> _WHAT THE EXERCISE ASKS_:
Print the full listing exactly.

> _MATERIAL PROVIDED_:
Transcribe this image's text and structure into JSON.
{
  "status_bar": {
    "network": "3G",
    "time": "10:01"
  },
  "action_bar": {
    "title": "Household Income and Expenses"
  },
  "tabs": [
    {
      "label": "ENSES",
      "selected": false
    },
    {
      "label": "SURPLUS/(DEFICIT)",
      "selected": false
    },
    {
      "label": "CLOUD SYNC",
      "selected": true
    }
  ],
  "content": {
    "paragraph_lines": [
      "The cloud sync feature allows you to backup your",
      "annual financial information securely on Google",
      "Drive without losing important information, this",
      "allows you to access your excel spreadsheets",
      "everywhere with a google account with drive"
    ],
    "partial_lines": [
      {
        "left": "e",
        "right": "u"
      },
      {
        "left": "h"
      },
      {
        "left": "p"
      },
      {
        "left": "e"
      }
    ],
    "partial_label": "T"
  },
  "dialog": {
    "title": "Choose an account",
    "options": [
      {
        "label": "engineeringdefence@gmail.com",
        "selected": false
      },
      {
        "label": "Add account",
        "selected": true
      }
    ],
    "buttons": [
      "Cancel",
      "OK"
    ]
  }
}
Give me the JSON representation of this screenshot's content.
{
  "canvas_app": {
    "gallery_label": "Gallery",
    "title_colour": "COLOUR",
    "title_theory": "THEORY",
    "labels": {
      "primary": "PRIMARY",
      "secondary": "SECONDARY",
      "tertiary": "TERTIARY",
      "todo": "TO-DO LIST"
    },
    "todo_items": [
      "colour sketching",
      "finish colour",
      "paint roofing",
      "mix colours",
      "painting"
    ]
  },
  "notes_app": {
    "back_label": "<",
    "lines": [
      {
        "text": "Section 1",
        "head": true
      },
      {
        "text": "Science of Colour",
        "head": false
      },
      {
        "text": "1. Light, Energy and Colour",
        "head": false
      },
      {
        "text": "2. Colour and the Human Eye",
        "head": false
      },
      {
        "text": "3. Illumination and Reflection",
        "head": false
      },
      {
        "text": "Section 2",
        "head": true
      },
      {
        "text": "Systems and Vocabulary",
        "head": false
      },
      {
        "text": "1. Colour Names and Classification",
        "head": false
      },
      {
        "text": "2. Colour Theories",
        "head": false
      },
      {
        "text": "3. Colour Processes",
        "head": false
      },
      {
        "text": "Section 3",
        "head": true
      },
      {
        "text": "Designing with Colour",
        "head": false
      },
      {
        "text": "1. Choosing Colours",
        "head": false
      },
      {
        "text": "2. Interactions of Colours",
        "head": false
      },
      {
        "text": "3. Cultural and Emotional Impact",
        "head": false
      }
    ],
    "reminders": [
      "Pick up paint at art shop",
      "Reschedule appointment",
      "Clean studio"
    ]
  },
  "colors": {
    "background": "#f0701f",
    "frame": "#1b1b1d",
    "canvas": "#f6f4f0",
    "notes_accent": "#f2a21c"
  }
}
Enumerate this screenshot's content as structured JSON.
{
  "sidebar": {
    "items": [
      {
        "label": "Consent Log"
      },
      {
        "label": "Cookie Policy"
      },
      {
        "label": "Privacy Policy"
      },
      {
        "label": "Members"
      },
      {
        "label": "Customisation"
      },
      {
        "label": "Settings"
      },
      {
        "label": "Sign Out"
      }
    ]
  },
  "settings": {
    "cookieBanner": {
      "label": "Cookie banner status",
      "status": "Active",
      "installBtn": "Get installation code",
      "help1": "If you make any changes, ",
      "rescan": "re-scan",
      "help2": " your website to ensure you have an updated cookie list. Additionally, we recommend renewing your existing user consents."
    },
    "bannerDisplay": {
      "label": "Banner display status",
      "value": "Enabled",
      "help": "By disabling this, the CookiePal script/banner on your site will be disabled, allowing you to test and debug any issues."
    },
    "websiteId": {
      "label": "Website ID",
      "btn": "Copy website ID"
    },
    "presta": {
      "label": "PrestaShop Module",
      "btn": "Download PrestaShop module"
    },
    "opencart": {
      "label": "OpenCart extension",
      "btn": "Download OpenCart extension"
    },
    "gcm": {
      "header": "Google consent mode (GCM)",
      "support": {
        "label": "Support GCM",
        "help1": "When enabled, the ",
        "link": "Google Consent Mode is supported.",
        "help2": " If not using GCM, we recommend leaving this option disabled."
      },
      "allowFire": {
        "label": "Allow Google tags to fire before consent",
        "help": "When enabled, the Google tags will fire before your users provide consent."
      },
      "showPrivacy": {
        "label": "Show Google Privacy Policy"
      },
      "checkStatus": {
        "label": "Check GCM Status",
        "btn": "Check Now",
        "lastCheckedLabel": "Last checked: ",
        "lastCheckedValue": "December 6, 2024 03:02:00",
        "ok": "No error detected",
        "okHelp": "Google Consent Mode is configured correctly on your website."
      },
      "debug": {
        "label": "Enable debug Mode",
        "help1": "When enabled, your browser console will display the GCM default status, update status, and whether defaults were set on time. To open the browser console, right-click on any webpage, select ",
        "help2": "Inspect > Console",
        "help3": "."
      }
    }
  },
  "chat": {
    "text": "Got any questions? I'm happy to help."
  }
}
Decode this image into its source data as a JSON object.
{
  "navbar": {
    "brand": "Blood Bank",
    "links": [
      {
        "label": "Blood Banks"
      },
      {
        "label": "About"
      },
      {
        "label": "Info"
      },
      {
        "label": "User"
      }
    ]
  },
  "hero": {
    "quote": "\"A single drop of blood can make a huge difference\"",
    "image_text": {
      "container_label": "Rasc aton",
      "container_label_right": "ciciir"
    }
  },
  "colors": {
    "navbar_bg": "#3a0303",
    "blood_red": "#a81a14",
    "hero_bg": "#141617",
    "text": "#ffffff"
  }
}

> _THE REPLY_:
Transcribe this image's text and structure into JSON.
{
  "status_bar": {
    "network": "3G",
    "time": "10:01"
  },
  "action_bar": {
    "title": "Household Income and Expenses"
  },
  "tabs": [
    {
      "label": "ENSES",
      "selected": false
    },
    {
      "label": "SURPLUS/(DEFICIT)",
      "selected": false
    },
    {
      "label": "CLOUD SYNC",
      "selected": true
    }
  ],
  "content": {
    "paragraph_lines": [
      "The cloud sync feature allows you to backup your",
      "annual financial information securely on Google",
      "Drive without losing important information, this",
      "allows you to access your excel spreadsheets",
      "everywhere with a google account with drive"
    ],
    "partial_lines": [
      {
        "left": "e",
        "right": "u"
      },
      {
        "left": "h"
      },
      {
        "left": "p"
      },
      {
        "left": "e"
      }
    ],
    "partial_label": "T"
  },
  "dialog": {
    "title": "Choose an account",
    "options": [
      {
        "label": "engineeringdefence@gmail.com",
        "selected": false
      },
      {
        "label": "Add account",
        "selected": true
      }
    ],
    "buttons": [
      "Cancel",
      "OK"
    ]
  }
}
Give me the JSON representation of this screenshot's content.
{
  "canvas_app": {
    "gallery_label": "Gallery",
    "title_colour": "COLOUR",
    "title_theory": "THEORY",
    "labels": {
      "primary": "PRIMARY",
      "secondary": "SECONDARY",
      "tertiary": "TERTIARY",
      "todo": "TO-DO LIST"
    },
    "todo_items": [
      "colour sketching",
      "finish colour",
      "paint roofing",
      "mix colours",
      "painting"
    ]
  },
  "notes_app": {
    "back_label": "<",
    "lines": [
      {
        "text": "Section 1",
        "head": true
      },
      {
        "text": "Science of Colour",
        "head": false
      },
      {
        "text": "1. Light, Energy and Colour",
        "head": false
      },
      {
        "text": "2. Colour and the Human Eye",
        "head": false
      },
      {
        "text": "3. Illumination and Reflection",
        "head": false
      },
      {
        "text": "Section 2",
        "head": true
      },
      {
        "text": "Systems and Vocabulary",
        "head": false
      },
      {
        "text": "1. Colour Names and Classification",
        "head": false
      },
      {
        "text": "2. Colour Theories",
        "head": false
      },
      {
        "text": "3. Colour Processes",
        "head": false
      },
      {
        "text": "Section 3",
        "head": true
      },
      {
        "text": "Designing with Colour",
        "head": false
      },
      {
        "text": "1. Choosing Colours",
        "head": false
      },
      {
        "text": "2. Interactions of Colours",
        "head": false
      },
      {
        "text": "3. Cultural and Emotional Impact",
        "head": false
      }
    ],
    "reminders": [
      "Pick up paint at art shop",
      "Reschedule appointment",
      "Clean studio"
    ]
  },
  "colors": {
    "background": "#f0701f",
    "frame": "#1b1b1d",
    "canvas": "#f6f4f0",
    "notes_accent": "#f2a21c"
  }
}
Enumerate this screenshot's content as structured JSON.
{
  "sidebar": {
    "items": [
      {
        "label": "Consent Log"
      },
      {
        "label": "Cookie Policy"
      },
      {
        "label": "Privacy Policy"
      },
      {
        "label": "Members"
      },
      {
        "label": "Customisation"
      },
      {
        "label": "Settings"
      },
      {
        "label": "Sign Out"
      }
    ]
  },
  "settings": {
    "cookieBanner": {
      "label": "Cookie banner status",
      "status": "Active",
      "installBtn": "Get installation code",
      "help1": "If you make any changes, ",
      "rescan": "re-scan",
      "help2": " your website to ensure you have an updated cookie list. Additionally, we recommend renewing your existing user consents."
    },
    "bannerDisplay": {
      "label": "Banner display status",
      "value": "Enabled",
      "help": "By disabling this, the CookiePal script/banner on your site will be disabled, allowing you to test and debug any issues."
    },
    "websiteId": {
      "label": "Website ID",
      "btn": "Copy website ID"
    },
    "presta": {
      "label": "PrestaShop Module",
      "btn": "Download PrestaShop module"
    },
    "opencart": {
      "label": "OpenCart extension",
      "btn": "Download OpenCart extension"
    },
    "gcm": {
      "header": "Google consent mode (GCM)",
      "support": {
        "label": "Support GCM",
        "help1": "When enabled, the ",
        "link": "Google Consent Mode is supported.",
        "help2": " If not using GCM, we recommend leaving this option disabled."
      },
      "allowFire": {
        "label": "Allow Google tags to fire before consent",
        "help": "When enabled, the Google tags will fire before your users provide consent."
      },
      "showPrivacy": {
        "label": "Show Google Privacy Policy"
      },
      "checkStatus": {
        "label": "Check GCM Status",
        "btn": "Check Now",
        "lastCheckedLabel": "Last checked: ",
        "lastCheckedValue": "December 6, 2024 03:02:00",
        "ok": "No error detected",
        "okHelp": "Google Consent Mode is configured correctly on your website."
      },
      "debug": {
        "label": "Enable debug Mode",
        "help1": "When enabled, your browser console will display the GCM default status, update status, and whether defaults were set on time. To open the browser console, right-click on any webpage, select ",
        "help2": "Inspect > Console",
        "help3": "."
      }
    }
  },
  "chat": {
    "text": "Got any questions? I'm happy to help."
  }
}
Decode this image into its source data as a JSON object.
{
  "navbar": {
    "brand": "Blood Bank",
    "links": [
      {
        "label": "Blood Banks"
      },
      {
        "label": "About"
      },
      {
        "label": "Info"
      },
      {
        "label": "User"
      }
    ]
  },
  "hero": {
    "quote": "\"A single drop of blood can make a huge difference\"",
    "image_text": {
      "container_label": "Rasc aton",
      "container_label_right": "ciciir"
    }
  },
  "colors": {
    "navbar_bg": "#3a0303",
    "blood_red": "#a81a14",
    "hero_bg": "#141617",
    "text": "#ffffff"
  }
}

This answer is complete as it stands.